> [Your objective]
Read through the data and report every line in which the word "EFFICIENCY" occurs.
------ Excerpted records ------
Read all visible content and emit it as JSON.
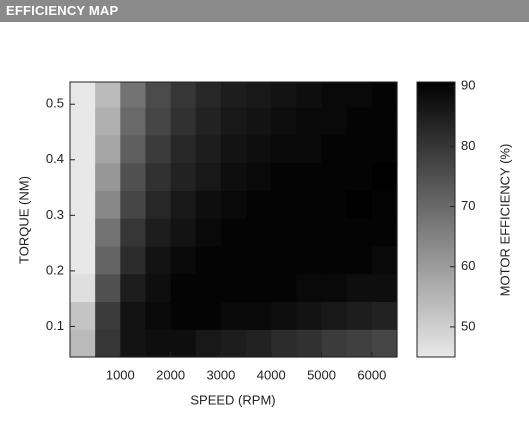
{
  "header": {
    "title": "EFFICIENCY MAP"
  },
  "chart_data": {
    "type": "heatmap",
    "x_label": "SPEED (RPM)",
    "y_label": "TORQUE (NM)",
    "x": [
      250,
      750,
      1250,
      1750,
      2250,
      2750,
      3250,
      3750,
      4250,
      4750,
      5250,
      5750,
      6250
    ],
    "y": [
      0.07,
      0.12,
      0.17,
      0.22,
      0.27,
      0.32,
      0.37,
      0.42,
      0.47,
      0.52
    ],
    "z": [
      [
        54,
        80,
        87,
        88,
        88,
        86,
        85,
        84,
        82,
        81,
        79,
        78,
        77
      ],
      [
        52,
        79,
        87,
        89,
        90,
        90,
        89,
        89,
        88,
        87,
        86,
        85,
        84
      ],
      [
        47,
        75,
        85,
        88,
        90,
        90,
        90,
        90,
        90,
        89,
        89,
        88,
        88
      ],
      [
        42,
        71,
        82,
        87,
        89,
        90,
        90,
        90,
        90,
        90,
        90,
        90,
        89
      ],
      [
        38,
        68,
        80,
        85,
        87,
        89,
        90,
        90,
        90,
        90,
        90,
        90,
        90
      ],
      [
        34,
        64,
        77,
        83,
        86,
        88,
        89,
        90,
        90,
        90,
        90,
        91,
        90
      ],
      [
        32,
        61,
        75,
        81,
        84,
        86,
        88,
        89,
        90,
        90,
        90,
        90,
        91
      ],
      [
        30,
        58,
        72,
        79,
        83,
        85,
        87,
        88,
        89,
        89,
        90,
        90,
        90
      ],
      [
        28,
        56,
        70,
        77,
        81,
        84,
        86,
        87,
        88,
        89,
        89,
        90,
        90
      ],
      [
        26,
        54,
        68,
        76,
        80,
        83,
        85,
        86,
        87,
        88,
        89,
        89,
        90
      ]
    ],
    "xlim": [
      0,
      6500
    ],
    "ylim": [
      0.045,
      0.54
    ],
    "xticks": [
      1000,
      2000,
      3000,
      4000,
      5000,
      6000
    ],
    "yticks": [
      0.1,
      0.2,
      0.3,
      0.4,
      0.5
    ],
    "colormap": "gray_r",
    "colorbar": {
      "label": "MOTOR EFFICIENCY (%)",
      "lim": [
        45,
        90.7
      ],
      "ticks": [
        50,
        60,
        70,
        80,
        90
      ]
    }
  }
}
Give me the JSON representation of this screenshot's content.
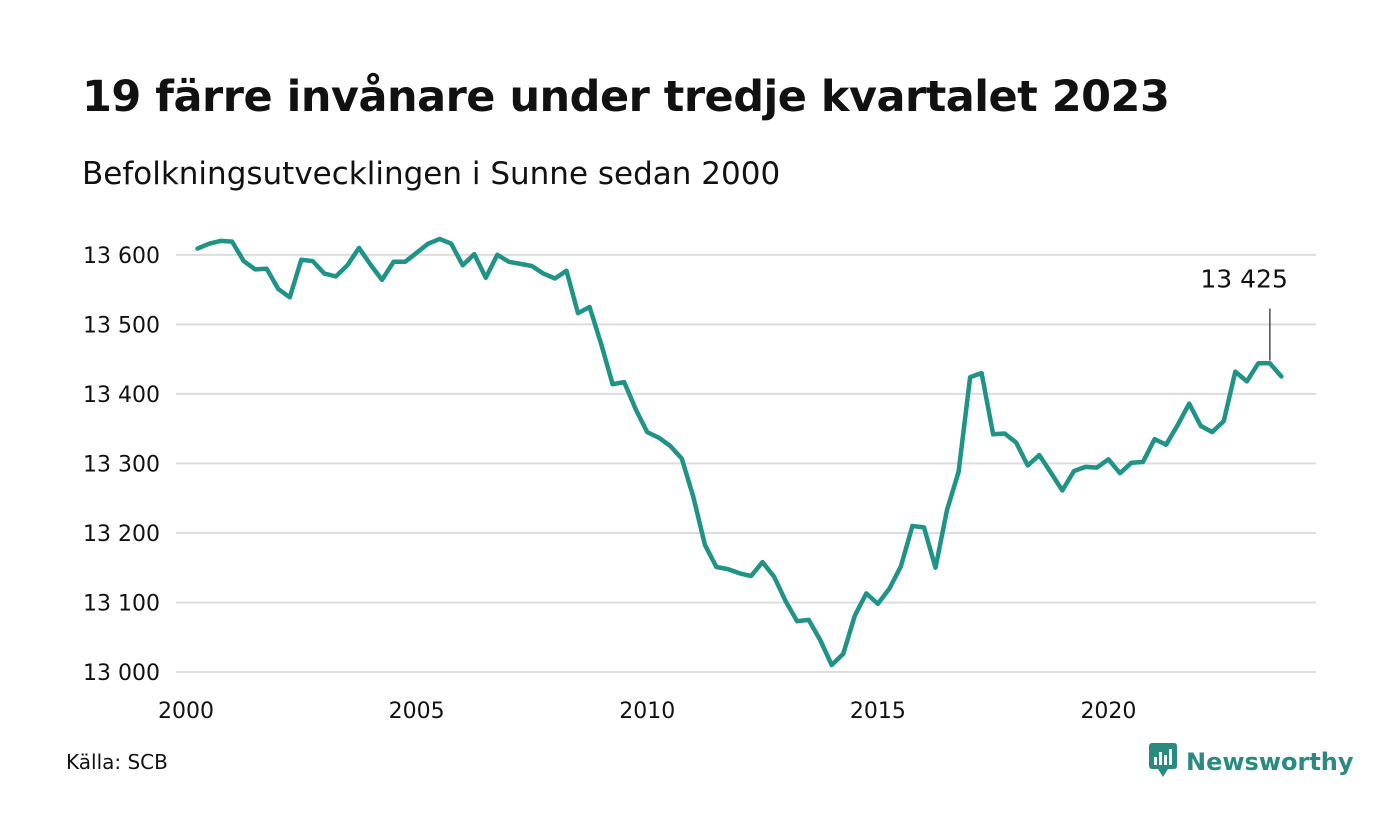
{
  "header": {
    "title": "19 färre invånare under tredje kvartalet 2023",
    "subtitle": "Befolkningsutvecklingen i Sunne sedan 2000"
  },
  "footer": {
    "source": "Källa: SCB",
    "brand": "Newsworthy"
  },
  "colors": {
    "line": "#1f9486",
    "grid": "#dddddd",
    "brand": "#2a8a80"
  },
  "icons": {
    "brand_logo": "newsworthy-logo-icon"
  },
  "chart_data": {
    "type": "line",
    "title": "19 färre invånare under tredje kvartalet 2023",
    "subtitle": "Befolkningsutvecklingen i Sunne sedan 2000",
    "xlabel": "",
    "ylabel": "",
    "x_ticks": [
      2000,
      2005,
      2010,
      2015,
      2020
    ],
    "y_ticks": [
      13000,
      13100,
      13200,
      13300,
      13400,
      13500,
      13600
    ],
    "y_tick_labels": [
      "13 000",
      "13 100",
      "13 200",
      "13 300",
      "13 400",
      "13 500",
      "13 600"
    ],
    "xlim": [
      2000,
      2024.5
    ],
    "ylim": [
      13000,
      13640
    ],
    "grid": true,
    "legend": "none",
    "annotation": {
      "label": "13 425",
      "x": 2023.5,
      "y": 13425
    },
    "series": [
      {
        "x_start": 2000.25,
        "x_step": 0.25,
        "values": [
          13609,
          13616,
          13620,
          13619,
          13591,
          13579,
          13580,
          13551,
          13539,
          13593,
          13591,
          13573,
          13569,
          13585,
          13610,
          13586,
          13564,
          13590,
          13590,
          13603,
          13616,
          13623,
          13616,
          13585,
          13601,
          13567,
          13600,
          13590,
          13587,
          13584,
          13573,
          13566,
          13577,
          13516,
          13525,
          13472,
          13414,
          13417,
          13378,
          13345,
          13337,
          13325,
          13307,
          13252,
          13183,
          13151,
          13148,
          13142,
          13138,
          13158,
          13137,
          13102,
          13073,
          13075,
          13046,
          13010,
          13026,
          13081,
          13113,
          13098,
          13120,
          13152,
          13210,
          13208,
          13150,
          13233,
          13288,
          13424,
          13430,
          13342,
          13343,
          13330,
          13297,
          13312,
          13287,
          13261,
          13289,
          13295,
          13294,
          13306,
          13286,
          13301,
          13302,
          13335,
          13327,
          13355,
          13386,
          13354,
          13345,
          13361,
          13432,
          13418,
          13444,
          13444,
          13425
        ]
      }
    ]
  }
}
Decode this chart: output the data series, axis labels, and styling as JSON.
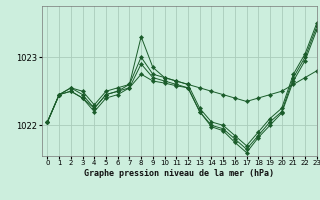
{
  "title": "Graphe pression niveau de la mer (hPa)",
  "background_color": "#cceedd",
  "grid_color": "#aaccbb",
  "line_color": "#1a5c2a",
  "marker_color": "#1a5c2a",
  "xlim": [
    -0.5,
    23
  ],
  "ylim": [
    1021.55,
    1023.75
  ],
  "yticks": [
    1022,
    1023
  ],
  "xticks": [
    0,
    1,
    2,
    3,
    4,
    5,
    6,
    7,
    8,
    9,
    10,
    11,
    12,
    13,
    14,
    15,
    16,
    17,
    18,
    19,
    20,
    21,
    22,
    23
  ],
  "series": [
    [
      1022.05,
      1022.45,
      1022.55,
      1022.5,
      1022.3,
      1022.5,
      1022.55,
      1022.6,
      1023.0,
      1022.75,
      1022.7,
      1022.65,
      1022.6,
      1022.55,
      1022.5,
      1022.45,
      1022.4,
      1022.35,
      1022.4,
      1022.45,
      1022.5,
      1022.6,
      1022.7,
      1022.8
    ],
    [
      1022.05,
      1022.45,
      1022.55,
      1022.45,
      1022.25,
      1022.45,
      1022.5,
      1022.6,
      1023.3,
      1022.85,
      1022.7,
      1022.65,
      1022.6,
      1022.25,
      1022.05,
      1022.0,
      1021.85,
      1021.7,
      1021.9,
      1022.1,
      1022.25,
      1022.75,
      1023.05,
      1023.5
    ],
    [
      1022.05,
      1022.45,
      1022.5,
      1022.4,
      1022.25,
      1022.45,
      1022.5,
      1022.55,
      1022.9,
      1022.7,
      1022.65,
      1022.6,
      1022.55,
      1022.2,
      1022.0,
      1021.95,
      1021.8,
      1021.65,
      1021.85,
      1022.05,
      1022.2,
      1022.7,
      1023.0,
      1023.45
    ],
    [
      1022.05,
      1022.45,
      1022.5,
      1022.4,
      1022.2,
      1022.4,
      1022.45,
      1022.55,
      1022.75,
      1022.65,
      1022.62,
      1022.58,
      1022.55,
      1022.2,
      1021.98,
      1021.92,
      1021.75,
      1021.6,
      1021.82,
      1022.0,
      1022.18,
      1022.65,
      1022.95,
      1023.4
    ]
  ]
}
------
> [Final result]
    "title": "EFFICIENCY MAP"
      "label": "MOTOR EFFICIENCY (%)",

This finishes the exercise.